Problem statement: Repeat every record below exactly as written.

Record list:
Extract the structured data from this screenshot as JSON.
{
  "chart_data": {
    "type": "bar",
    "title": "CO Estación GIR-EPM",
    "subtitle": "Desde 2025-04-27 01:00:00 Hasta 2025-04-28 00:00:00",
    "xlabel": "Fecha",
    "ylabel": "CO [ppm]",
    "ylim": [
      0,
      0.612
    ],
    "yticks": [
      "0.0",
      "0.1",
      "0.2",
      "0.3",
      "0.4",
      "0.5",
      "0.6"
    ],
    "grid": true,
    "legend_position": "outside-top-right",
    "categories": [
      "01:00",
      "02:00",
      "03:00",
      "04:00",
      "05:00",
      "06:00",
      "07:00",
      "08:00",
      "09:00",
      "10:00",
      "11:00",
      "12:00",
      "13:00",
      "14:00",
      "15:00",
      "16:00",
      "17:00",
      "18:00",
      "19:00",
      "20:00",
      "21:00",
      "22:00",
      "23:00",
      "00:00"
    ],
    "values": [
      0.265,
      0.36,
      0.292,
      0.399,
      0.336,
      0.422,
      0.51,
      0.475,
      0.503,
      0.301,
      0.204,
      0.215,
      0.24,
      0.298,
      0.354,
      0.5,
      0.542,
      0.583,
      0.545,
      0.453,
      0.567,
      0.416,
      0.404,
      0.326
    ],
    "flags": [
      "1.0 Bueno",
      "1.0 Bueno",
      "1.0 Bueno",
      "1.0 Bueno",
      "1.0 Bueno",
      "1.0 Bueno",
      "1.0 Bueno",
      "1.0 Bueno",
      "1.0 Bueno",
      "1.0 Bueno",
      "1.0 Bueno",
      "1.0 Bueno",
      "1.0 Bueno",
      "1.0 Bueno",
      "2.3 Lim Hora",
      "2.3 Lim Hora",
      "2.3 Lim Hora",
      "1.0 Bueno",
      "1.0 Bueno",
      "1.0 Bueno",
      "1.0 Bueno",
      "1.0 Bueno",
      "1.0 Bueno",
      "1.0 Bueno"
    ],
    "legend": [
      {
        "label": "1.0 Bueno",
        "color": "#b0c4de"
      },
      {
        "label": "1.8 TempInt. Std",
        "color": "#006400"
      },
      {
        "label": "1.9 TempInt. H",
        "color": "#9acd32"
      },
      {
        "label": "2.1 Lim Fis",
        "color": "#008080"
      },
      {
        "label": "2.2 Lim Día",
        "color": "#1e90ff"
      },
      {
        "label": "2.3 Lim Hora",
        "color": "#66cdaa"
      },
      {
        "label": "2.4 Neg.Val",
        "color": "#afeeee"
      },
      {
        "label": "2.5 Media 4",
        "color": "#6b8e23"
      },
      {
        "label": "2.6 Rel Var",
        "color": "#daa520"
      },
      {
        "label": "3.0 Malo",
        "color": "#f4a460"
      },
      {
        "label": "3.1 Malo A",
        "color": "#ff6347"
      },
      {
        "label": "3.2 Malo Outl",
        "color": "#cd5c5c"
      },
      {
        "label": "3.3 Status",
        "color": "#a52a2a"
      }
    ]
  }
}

Solution below:
Extract the structured data from this screenshot as JSON.
{
  "chart_data": {
    "type": "bar",
    "title": "CO Estación GIR-EPM",
    "subtitle": "Desde 2025-04-27 01:00:00 Hasta 2025-04-28 00:00:00",
    "xlabel": "Fecha",
    "ylabel": "CO [ppm]",
    "ylim": [
      0,
      0.612
    ],
    "yticks": [
      "0.0",
      "0.1",
      "0.2",
      "0.3",
      "0.4",
      "0.5",
      "0.6"
    ],
    "grid": true,
    "legend_position": "outside-top-right",
    "categories": [
      "01:00",
      "02:00",
      "03:00",
      "04:00",
      "05:00",
      "06:00",
      "07:00",
      "08:00",
      "09:00",
      "10:00",
      "11:00",
      "12:00",
      "13:00",
      "14:00",
      "15:00",
      "16:00",
      "17:00",
      "18:00",
      "19:00",
      "20:00",
      "21:00",
      "22:00",
      "23:00",
      "00:00"
    ],
    "values": [
      0.265,
      0.36,
      0.292,
      0.399,
      0.336,
      0.422,
      0.51,
      0.475,
      0.503,
      0.301,
      0.204,
      0.215,
      0.24,
      0.298,
      0.354,
      0.5,
      0.542,
      0.583,
      0.545,
      0.453,
      0.567,
      0.416,
      0.404,
      0.326
    ],
    "flags": [
      "1.0 Bueno",
      "1.0 Bueno",
      "1.0 Bueno",
      "1.0 Bueno",
      "1.0 Bueno",
      "1.0 Bueno",
      "1.0 Bueno",
      "1.0 Bueno",
      "1.0 Bueno",
      "1.0 Bueno",
      "1.0 Bueno",
      "1.0 Bueno",
      "1.0 Bueno",
      "1.0 Bueno",
      "2.3 Lim Hora",
      "2.3 Lim Hora",
      "2.3 Lim Hora",
      "1.0 Bueno",
      "1.0 Bueno",
      "1.0 Bueno",
      "1.0 Bueno",
      "1.0 Bueno",
      "1.0 Bueno",
      "1.0 Bueno"
    ],
    "legend": [
      {
        "label": "1.0 Bueno",
        "color": "#b0c4de"
      },
      {
        "label": "1.8 TempInt. Std",
        "color": "#006400"
      },
      {
        "label": "1.9 TempInt. H",
        "color": "#9acd32"
      },
      {
        "label": "2.1 Lim Fis",
        "color": "#008080"
      },
      {
        "label": "2.2 Lim Día",
        "color": "#1e90ff"
      },
      {
        "label": "2.3 Lim Hora",
        "color": "#66cdaa"
      },
      {
        "label": "2.4 Neg.Val",
        "color": "#afeeee"
      },
      {
        "label": "2.5 Media 4",
        "color": "#6b8e23"
      },
      {
        "label": "2.6 Rel Var",
        "color": "#daa520"
      },
      {
        "label": "3.0 Malo",
        "color": "#f4a460"
      },
      {
        "label": "3.1 Malo A",
        "color": "#ff6347"
      },
      {
        "label": "3.2 Malo Outl",
        "color": "#cd5c5c"
      },
      {
        "label": "3.3 Status",
        "color": "#a52a2a"
      }
    ]
  }
}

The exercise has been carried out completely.